BEGIN EXTRACTED TEXT

Decided on August 27, 2009
Sur Ct, Bronx County

In the Matter of the Estate of Herminia J. Williams, Deceased.



2008-2336



Albanese & Albanese, LLP. (William J. Nugent, Esq., of counsel) for Frederick A. Schulman, petitioner

Reddy, Levy & Ziffer (Jay H. Ziffer, Esq., of counsel) for objectant, Bonnie S. Gould, Public Administrator, Bronx County

Lee L. Holzman, J.



In this proceeding for the issuance of letters of administration, the decedent's distributees are four adult siblings, all of whom are non-domiciliary aliens residing in Peru. Two of the siblings are incapacitated. The petitioner, a New York attorney, is the designee of the two competent siblings. The Public Administrator opposes the application, contending that a non-domiciliary alien is not eligible to serve alone as an administrator; therefore, the two siblings do not have the status under SCPA 1001 (6) to be an "eligible distributee" entitled to consent to the petitioner's appointment.In support of the application, the petitioner relies upon Matter of Pesantez (185 Misc 2d 869 [2000]). Surrogate Radigan reasoned in the Pesantez case, in light of the fact that under SCPA 707 (1) (c) the decedent's wife, a non-domiciliary alien who resided in Ecuador with their two infant children, is eligible to serve as a fiduciary along with a resident of New York State, she is also an "eligible distributee" under SCPA 1001 (6) for the purpose of giving her consent to an eligible non-distributee serving as administrator. Although the Public Administrator concedes that the Pesantez case constitutes authority for granting the petition, she contends that in the absence of appellate authority, this court should not follow that case.

The Public Administrator's alternate argument is that this is an appropriate case for the court to decline to exercise its discretion under SCPA 707 (1) (c) to appoint the New York designee as the administrator. Specifically, she argues that the holding of this court in Matter of Albagli (141 Misc 2d 1073 [1988]) supports the denial of letters to the designee of the two competent siblings because their designee might favor them to the detriment of their two incapacitated siblings. The petitioner counters that the Albagli case supports his application, and the Public Administrator is relying upon [*2]a portion of the decision that is no longer applicable as a result of an amendment to SCPA 1001 (6), effective January 1, 1994 (L 1993, ch 514, § 27).

SCPA 707 (1) provides that letters of administration may issue to any person or entity that is not ineligible and then, in subdivisions a through e, lists those who are ineligible. Although SCPA 707 (1) (c) provides provides that a non-domiciliary alien may serve as a fiduciary "with one or more co-fiduciaries, at least one of whom is resident in this state," it also provides that any such appointment "shall be made by the court in its discretion." SCPA 103 (18) provides that any person is eligible to receive letters provided that they are not disqualified on any grounds set forth in SCPA 707. SCPA 1001 (6) provides, in pertinent part, that an eligible non-distributee may be appointed the administrator upon the "consent of all eligible distributees."

END EXTRACTED TEXT
BEGIN SUPPLIED DATA

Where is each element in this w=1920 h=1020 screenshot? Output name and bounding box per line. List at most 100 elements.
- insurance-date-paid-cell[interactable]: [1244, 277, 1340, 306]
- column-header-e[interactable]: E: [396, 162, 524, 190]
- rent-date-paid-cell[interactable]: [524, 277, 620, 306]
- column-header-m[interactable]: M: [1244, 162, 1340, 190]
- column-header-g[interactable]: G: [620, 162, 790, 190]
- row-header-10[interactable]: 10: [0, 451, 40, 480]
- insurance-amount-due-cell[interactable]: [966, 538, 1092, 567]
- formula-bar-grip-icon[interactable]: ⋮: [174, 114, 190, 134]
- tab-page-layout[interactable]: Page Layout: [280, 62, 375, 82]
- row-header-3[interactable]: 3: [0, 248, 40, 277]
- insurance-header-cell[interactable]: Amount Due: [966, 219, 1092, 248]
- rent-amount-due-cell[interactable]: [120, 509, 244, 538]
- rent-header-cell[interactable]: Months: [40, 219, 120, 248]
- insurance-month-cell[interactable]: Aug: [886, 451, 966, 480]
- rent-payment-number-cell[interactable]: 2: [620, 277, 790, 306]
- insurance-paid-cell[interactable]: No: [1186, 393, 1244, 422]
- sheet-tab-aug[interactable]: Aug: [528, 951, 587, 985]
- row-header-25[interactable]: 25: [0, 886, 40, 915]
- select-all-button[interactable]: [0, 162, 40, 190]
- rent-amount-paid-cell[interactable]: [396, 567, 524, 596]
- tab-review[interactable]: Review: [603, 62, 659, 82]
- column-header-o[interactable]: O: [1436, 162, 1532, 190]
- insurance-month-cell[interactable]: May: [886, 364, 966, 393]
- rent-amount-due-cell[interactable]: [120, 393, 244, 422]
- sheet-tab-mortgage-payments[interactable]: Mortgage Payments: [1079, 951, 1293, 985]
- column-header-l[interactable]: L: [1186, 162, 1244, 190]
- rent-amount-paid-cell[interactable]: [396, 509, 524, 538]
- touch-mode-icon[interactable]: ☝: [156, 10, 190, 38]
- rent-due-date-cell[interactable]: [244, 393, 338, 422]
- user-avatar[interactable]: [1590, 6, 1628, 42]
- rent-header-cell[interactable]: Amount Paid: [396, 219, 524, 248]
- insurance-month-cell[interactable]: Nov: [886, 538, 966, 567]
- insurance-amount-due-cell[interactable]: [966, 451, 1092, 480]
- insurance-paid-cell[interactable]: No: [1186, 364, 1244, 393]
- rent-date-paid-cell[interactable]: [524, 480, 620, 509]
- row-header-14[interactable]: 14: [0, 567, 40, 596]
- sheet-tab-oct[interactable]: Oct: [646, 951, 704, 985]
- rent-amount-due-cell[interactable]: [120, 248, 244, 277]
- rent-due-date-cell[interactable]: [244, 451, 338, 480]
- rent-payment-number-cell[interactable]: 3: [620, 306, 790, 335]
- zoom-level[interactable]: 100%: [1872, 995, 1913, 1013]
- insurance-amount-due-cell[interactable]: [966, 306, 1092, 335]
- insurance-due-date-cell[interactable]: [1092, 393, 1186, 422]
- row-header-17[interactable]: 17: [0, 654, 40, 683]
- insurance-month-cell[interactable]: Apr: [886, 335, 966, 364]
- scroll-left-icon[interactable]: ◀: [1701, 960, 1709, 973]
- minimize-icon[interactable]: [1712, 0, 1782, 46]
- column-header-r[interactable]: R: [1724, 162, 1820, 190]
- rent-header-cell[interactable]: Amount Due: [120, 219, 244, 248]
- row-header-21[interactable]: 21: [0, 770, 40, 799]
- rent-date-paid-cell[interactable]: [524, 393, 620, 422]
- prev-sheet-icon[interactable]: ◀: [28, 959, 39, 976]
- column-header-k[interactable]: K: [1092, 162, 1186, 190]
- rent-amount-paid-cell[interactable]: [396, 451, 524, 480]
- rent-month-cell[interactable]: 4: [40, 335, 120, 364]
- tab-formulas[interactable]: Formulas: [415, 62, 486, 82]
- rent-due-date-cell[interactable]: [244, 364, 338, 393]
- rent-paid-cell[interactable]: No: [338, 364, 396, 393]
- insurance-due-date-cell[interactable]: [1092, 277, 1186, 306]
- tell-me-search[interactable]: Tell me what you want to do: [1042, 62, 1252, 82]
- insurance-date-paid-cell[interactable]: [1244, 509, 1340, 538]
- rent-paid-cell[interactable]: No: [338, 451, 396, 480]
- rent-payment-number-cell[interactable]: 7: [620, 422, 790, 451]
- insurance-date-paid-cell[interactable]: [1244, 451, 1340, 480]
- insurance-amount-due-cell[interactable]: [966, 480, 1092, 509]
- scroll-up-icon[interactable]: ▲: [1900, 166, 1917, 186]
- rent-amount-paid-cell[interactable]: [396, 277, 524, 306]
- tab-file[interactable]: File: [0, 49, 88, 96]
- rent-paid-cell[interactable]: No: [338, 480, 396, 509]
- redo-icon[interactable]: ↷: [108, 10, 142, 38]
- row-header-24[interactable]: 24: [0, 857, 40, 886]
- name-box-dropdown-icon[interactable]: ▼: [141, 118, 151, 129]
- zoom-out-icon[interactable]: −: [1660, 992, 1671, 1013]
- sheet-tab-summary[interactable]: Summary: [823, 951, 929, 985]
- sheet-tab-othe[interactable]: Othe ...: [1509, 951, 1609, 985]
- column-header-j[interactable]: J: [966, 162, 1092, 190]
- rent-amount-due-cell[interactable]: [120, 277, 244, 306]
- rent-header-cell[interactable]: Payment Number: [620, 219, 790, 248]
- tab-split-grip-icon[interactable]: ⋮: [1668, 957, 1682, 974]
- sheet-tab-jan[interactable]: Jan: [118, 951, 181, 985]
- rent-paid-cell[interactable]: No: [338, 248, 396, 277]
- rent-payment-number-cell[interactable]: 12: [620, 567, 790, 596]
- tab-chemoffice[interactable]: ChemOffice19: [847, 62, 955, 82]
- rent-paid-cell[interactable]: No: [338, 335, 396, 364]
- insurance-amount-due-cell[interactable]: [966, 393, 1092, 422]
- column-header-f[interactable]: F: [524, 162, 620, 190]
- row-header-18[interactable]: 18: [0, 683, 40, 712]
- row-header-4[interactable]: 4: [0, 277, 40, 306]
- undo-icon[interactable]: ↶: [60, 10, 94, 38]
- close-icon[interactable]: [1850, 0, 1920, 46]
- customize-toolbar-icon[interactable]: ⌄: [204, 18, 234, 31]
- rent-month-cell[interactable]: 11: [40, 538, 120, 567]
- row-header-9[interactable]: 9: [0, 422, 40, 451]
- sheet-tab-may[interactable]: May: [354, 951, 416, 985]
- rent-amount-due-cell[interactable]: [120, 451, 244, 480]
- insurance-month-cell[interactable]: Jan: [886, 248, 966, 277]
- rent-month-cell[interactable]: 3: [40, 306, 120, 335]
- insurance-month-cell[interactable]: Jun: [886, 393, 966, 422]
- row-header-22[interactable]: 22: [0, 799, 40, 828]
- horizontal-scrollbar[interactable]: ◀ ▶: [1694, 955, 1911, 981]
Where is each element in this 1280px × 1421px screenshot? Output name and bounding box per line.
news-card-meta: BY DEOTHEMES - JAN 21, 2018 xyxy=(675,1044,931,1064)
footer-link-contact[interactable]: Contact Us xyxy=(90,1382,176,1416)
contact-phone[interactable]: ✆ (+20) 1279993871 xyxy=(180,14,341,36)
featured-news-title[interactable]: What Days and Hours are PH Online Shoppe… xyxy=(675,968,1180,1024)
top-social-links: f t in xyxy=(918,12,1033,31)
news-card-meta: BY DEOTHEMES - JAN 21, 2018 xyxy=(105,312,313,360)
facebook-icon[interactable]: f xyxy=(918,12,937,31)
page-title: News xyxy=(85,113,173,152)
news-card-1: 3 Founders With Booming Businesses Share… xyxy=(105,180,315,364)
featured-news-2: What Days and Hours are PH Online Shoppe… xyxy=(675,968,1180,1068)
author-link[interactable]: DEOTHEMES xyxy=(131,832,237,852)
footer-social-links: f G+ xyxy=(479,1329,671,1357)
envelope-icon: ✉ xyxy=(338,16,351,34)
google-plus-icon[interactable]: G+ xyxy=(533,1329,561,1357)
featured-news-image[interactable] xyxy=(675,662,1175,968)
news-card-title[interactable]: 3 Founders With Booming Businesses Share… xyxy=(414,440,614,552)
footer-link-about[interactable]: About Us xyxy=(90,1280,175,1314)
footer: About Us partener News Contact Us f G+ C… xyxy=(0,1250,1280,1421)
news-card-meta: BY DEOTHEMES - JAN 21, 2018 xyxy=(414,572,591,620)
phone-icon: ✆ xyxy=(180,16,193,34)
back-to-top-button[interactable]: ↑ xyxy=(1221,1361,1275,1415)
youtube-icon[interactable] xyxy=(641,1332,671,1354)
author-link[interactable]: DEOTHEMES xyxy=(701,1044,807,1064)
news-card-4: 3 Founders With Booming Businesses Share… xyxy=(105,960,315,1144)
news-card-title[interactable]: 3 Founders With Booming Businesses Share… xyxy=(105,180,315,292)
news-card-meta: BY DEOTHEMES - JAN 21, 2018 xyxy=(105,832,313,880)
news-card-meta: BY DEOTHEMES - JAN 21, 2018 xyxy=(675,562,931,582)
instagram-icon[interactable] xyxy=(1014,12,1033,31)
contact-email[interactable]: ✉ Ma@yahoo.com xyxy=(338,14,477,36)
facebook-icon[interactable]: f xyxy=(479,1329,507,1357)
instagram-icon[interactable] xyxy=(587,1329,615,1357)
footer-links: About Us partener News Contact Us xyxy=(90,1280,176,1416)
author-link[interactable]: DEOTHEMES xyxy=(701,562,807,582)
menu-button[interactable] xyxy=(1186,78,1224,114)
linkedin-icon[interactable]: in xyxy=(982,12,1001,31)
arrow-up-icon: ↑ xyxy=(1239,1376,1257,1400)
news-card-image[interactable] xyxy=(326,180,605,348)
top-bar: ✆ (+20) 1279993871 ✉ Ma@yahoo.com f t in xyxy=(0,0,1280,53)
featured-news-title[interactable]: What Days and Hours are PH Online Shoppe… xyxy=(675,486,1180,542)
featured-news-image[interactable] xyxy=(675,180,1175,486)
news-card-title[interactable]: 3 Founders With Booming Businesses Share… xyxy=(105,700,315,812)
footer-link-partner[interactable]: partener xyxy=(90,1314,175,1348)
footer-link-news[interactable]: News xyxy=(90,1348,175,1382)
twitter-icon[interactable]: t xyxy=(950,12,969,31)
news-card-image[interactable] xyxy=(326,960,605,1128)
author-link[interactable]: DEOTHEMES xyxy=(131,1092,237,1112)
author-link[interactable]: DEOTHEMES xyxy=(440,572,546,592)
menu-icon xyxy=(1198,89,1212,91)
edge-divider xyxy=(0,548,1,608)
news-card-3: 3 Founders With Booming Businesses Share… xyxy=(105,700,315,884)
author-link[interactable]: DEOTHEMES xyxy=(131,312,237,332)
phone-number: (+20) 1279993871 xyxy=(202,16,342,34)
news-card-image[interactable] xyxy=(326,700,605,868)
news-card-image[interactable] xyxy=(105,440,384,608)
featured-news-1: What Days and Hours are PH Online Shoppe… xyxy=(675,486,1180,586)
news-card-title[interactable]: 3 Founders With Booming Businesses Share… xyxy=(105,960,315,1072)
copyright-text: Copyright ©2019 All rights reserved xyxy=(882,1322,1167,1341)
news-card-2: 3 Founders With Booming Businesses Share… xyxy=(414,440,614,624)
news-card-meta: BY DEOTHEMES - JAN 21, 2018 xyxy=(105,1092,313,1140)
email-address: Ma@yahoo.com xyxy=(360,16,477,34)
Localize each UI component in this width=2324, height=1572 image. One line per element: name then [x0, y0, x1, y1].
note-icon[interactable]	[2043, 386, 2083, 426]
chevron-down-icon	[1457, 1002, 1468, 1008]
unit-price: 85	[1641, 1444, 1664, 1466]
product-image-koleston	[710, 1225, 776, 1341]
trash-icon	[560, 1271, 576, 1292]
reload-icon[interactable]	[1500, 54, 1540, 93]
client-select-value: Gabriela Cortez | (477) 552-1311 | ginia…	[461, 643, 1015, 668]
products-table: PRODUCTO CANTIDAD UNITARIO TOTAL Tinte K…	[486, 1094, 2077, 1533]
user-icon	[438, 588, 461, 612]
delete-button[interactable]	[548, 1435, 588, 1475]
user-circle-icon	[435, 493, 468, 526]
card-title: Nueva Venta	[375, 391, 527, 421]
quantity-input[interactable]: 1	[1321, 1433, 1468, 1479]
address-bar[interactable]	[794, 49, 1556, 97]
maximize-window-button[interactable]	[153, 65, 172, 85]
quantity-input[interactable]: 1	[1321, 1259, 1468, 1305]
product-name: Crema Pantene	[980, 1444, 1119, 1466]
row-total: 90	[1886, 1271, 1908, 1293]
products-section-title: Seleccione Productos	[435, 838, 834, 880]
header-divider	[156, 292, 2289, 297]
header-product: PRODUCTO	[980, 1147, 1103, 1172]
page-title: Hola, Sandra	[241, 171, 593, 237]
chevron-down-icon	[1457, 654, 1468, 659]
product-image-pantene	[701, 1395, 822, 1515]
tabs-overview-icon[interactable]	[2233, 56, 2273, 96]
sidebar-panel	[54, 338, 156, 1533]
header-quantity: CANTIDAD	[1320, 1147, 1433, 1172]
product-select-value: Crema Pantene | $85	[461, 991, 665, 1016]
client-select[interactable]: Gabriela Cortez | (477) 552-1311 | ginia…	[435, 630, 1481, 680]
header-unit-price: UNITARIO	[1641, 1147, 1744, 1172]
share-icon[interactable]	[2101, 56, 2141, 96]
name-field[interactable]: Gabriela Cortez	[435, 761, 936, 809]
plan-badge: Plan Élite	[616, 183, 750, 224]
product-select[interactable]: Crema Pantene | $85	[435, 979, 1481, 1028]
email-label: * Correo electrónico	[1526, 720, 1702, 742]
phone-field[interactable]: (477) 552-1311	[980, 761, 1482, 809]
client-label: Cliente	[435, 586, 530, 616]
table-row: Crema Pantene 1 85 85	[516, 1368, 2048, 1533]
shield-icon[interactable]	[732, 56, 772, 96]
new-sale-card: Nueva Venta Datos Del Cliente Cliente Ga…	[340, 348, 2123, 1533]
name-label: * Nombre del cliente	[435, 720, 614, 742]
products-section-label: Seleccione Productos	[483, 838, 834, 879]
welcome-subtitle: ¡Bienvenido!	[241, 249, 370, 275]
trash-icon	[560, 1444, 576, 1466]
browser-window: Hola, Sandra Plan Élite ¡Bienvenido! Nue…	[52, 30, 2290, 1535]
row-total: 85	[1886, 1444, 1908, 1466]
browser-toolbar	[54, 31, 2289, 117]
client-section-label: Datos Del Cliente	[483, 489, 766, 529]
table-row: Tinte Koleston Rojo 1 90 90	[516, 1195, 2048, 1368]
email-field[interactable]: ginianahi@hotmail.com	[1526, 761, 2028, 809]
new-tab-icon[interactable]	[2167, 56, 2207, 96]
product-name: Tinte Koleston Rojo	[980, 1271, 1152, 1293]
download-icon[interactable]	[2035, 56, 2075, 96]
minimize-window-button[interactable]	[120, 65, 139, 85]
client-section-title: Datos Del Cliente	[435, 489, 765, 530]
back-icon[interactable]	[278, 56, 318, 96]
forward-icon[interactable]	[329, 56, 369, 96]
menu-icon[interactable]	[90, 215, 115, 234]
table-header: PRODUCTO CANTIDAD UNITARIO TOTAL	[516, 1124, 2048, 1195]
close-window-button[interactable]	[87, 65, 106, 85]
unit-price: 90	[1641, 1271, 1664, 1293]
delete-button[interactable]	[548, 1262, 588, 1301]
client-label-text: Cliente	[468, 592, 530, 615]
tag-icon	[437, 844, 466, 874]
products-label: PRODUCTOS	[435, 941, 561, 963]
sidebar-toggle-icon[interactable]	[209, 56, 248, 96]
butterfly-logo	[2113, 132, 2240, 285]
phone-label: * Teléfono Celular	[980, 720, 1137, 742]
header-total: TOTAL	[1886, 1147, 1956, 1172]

END SUPPLIED DATA

• **EXERCISE PROMPT**: Retype the passage of the court decision starting at "The Public Administrator's" and ending at "514, § 27).". The items are separate from the court decision and stand on their own.

• **RESPONSE BELOW**:
The Public Administrator's alternate argument is that this is an appropriate case for the court to decline to exercise its discretion under SCPA 707 (1) (c) to appoint the New York designee as the administrator. Specifically, she argues that the holding of this court in Matter of Albagli (141 Misc 2d 1073 [1988]) supports the denial of letters to the designee of the two competent siblings because their designee might favor them to the detriment of their two incapacitated siblings. The petitioner counters that the Albagli case supports his application, and the Public Administrator is relying upon [*2]a portion of the decision that is no longer applicable as a result of an amendment to SCPA 1001 (6), effective January 1, 1994 (L 1993, ch 514, § 27).